> GIVEN EXERCISE
Find the lines holding "image" and copy them.

> TASK MATERIAL

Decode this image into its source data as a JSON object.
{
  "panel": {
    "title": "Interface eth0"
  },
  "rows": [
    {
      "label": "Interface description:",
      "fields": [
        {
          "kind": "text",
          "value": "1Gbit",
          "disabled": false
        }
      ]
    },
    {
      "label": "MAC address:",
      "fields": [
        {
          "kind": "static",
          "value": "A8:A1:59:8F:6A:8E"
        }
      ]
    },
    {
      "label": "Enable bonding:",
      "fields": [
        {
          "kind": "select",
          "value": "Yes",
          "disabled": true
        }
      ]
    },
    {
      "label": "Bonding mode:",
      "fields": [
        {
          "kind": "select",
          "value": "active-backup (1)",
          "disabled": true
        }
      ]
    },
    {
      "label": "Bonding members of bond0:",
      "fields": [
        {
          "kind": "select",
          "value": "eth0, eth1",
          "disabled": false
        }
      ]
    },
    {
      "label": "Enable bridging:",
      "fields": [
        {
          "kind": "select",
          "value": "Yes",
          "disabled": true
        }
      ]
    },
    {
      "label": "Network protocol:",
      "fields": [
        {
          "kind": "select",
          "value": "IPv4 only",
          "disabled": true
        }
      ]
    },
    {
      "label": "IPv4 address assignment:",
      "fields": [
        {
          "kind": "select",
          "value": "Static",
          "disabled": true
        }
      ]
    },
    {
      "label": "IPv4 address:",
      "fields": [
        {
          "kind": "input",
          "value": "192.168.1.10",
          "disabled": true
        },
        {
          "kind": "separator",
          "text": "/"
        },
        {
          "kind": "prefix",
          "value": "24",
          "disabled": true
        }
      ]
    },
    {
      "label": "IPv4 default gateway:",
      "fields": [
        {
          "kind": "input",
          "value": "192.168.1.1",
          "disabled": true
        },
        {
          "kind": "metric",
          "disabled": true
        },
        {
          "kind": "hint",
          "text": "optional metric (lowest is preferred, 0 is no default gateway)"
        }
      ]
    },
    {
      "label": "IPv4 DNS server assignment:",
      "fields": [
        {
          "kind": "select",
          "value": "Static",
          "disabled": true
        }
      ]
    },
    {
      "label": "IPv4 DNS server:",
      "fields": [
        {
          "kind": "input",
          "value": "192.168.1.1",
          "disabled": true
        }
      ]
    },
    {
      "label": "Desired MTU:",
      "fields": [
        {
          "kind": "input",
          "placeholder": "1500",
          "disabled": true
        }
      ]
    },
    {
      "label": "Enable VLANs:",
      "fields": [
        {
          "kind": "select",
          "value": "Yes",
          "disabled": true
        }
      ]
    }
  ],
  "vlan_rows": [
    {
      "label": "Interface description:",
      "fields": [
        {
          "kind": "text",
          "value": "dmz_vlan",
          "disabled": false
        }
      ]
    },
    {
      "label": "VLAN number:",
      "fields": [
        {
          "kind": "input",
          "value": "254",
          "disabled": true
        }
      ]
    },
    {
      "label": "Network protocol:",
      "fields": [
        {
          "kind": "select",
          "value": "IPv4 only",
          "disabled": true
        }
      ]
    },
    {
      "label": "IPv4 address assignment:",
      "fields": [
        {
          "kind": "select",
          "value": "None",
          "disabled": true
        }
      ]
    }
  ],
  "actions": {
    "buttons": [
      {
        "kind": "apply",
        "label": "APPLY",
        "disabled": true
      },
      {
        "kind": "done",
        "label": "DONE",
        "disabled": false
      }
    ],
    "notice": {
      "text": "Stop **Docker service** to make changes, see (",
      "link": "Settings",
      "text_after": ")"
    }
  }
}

...

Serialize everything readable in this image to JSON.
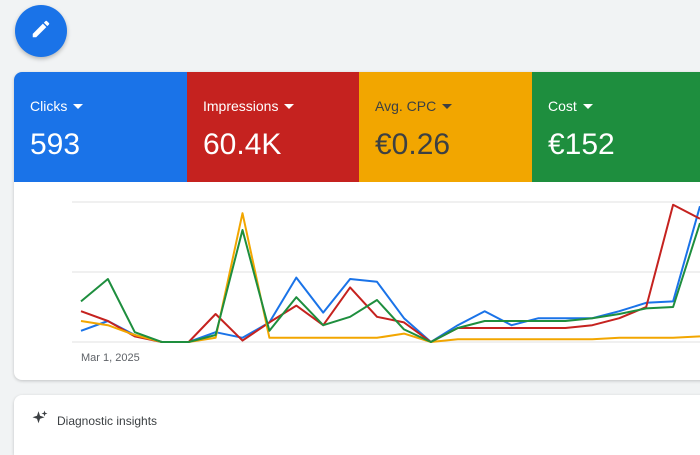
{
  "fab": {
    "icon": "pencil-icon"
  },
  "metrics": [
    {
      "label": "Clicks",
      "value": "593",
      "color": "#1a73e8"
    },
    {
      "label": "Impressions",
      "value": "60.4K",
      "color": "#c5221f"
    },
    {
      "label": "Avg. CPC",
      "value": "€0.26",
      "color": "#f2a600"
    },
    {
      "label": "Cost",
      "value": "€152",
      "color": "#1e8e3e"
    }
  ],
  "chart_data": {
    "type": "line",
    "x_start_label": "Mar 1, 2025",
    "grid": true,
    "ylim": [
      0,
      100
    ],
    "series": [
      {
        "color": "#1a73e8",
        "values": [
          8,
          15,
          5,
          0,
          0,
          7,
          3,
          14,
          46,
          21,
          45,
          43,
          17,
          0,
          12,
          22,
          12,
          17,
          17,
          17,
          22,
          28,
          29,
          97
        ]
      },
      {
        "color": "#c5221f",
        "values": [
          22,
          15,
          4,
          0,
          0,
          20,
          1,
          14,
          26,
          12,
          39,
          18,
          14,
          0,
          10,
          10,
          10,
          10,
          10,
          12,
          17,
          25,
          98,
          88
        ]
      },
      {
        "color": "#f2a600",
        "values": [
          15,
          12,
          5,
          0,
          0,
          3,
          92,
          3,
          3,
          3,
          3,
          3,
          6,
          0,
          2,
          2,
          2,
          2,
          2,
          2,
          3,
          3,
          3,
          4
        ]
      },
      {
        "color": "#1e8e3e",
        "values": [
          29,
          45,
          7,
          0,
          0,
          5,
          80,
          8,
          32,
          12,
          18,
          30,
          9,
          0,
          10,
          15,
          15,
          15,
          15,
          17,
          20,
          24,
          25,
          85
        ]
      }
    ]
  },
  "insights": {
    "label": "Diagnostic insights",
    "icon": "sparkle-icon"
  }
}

> FINISHED EXERCISE
Decode this image into its source data as a JSON object.
Serialize everything readable in this image to JSON.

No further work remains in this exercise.